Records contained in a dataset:
* begin *
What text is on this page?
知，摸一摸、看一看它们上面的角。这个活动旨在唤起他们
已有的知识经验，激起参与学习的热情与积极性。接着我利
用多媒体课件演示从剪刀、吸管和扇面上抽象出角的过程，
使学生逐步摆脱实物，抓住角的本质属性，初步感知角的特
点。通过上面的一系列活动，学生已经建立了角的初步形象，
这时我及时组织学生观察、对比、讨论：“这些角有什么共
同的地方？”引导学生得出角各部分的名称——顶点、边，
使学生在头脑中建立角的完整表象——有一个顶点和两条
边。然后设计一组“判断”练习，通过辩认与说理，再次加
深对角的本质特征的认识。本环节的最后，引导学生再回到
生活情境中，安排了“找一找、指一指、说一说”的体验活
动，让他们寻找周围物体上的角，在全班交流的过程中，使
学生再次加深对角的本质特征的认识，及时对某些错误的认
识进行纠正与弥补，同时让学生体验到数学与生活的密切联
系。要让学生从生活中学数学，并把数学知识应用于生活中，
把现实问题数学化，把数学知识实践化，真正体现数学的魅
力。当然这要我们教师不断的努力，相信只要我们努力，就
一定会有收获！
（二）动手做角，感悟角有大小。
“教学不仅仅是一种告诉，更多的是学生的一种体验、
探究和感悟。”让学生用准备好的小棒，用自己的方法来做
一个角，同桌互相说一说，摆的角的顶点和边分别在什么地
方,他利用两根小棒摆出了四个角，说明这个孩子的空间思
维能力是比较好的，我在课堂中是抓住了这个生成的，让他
* end *
#### Your task
Take the entries above and transcribe them in full.

#### Task solution
What text is on this page?
知，摸一摸、看一看它们上面的角。这个活动旨在唤起他们
已有的知识经验，激起参与学习的热情与积极性。接着我利
用多媒体课件演示从剪刀、吸管和扇面上抽象出角的过程，
使学生逐步摆脱实物，抓住角的本质属性，初步感知角的特
点。通过上面的一系列活动，学生已经建立了角的初步形象，
这时我及时组织学生观察、对比、讨论：“这些角有什么共
同的地方？”引导学生得出角各部分的名称——顶点、边，
使学生在头脑中建立角的完整表象——有一个顶点和两条
边。然后设计一组“判断”练习，通过辩认与说理，再次加
深对角的本质特征的认识。本环节的最后，引导学生再回到
生活情境中，安排了“找一找、指一指、说一说”的体验活
动，让他们寻找周围物体上的角，在全班交流的过程中，使
学生再次加深对角的本质特征的认识，及时对某些错误的认
识进行纠正与弥补，同时让学生体验到数学与生活的密切联
系。要让学生从生活中学数学，并把数学知识应用于生活中，
把现实问题数学化，把数学知识实践化，真正体现数学的魅
力。当然这要我们教师不断的努力，相信只要我们努力，就
一定会有收获！
（二）动手做角，感悟角有大小。
“教学不仅仅是一种告诉，更多的是学生的一种体验、
探究和感悟。”让学生用准备好的小棒，用自己的方法来做
一个角，同桌互相说一说，摆的角的顶点和边分别在什么地
方,他利用两根小棒摆出了四个角，说明这个孩子的空间思
维能力是比较好的，我在课堂中是抓住了这个生成的，让他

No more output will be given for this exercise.